* Records for this task
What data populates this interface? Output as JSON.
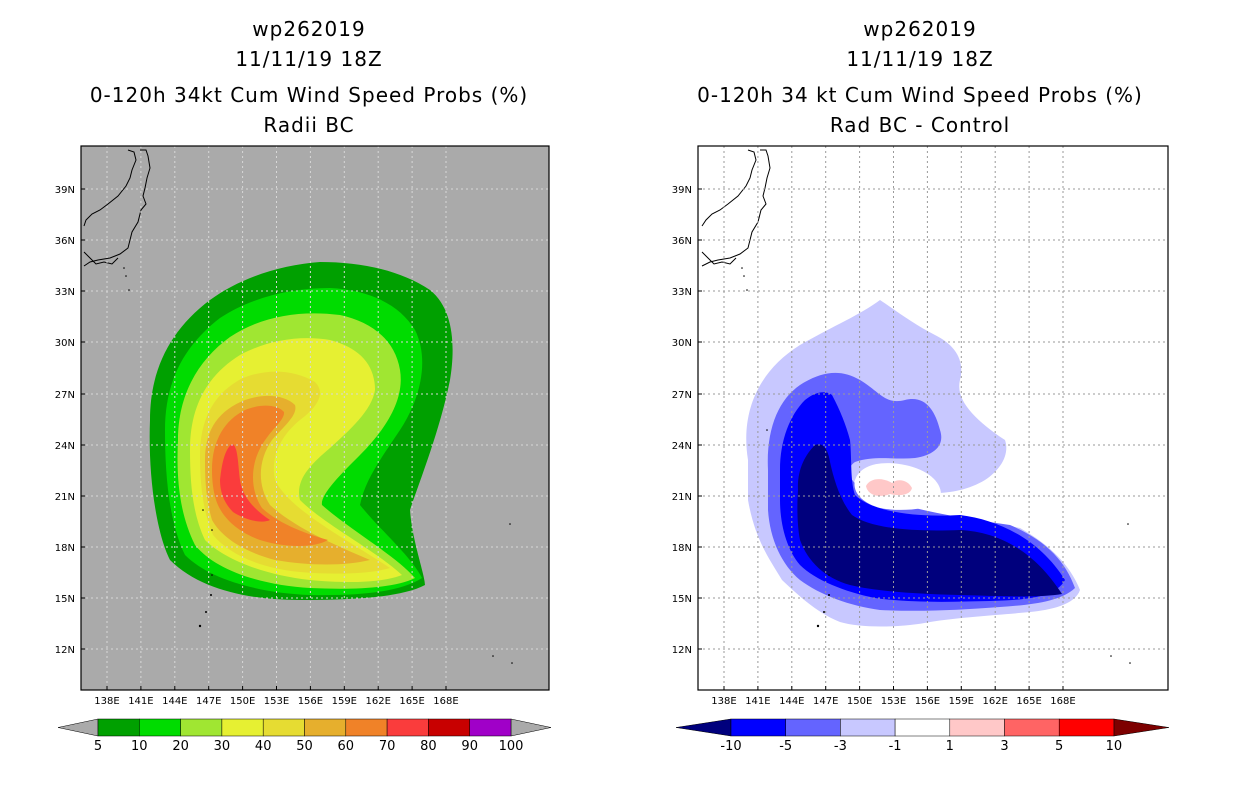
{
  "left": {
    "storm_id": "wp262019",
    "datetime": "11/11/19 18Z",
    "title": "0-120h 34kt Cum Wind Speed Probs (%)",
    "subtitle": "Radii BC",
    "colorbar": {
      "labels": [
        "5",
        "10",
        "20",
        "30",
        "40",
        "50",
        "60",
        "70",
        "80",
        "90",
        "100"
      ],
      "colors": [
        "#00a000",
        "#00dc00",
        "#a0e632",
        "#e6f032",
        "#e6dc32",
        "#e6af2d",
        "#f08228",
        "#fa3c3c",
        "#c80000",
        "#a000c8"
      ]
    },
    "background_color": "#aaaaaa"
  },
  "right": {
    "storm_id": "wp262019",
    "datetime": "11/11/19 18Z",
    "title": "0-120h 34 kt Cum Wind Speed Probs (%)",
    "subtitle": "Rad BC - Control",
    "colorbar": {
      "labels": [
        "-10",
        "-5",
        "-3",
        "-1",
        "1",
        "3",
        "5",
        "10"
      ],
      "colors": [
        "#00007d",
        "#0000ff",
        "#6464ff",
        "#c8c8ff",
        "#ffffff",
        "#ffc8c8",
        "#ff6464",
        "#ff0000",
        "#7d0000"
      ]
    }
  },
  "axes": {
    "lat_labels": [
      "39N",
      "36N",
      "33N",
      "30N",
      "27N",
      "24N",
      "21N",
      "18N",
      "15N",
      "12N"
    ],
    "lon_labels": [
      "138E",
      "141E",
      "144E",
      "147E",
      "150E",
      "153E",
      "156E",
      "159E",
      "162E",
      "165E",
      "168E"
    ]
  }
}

* * *

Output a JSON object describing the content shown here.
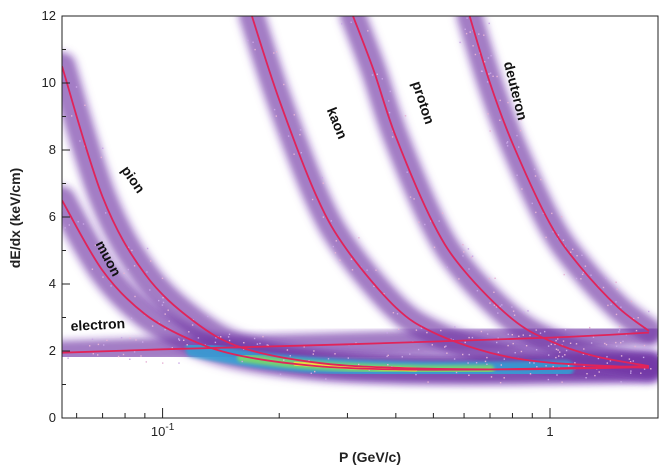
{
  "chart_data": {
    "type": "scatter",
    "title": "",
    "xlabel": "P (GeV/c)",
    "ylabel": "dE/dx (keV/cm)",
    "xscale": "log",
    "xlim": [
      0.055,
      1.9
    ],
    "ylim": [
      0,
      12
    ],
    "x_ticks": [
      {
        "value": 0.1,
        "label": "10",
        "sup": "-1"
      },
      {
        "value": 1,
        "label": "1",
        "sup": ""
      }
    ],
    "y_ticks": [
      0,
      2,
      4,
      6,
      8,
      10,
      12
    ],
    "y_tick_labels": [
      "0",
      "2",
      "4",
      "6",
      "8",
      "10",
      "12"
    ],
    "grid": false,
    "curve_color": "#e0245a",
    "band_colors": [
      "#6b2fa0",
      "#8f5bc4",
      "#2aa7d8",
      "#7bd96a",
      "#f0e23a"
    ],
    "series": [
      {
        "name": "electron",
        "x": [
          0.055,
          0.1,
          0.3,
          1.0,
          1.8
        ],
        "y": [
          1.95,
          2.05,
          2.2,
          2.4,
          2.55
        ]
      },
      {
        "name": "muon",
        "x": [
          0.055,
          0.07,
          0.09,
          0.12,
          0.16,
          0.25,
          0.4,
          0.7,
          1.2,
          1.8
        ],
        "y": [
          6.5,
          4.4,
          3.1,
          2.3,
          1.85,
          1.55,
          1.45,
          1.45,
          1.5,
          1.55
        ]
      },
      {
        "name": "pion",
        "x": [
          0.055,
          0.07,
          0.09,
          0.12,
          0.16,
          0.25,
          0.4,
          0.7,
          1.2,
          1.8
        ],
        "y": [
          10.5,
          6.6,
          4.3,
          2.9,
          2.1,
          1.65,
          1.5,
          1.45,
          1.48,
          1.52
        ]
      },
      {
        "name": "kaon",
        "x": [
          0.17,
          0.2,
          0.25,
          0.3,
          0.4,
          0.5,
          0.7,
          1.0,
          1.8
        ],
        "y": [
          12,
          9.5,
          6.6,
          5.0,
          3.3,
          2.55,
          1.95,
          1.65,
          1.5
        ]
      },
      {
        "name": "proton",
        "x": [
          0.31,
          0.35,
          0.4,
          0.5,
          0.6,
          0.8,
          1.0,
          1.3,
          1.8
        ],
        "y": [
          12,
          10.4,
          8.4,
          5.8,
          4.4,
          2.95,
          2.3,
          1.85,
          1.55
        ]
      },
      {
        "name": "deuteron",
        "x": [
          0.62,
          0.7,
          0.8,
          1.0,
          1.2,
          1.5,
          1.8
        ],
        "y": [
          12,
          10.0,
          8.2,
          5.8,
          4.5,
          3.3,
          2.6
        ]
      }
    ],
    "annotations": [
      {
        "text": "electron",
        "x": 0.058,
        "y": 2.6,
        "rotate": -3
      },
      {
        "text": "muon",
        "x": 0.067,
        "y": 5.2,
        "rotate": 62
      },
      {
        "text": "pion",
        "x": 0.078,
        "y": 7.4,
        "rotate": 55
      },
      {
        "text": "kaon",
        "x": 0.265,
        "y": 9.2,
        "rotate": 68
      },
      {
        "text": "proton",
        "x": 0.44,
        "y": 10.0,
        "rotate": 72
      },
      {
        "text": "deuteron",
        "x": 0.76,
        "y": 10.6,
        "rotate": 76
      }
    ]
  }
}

* Exercise requirements
Extract every line from the records above that contains the word "rotate".

* Output
        "rotate": -3
        "rotate": 62
        "rotate": 55
        "rotate": 68
        "rotate": 72
        "rotate": 76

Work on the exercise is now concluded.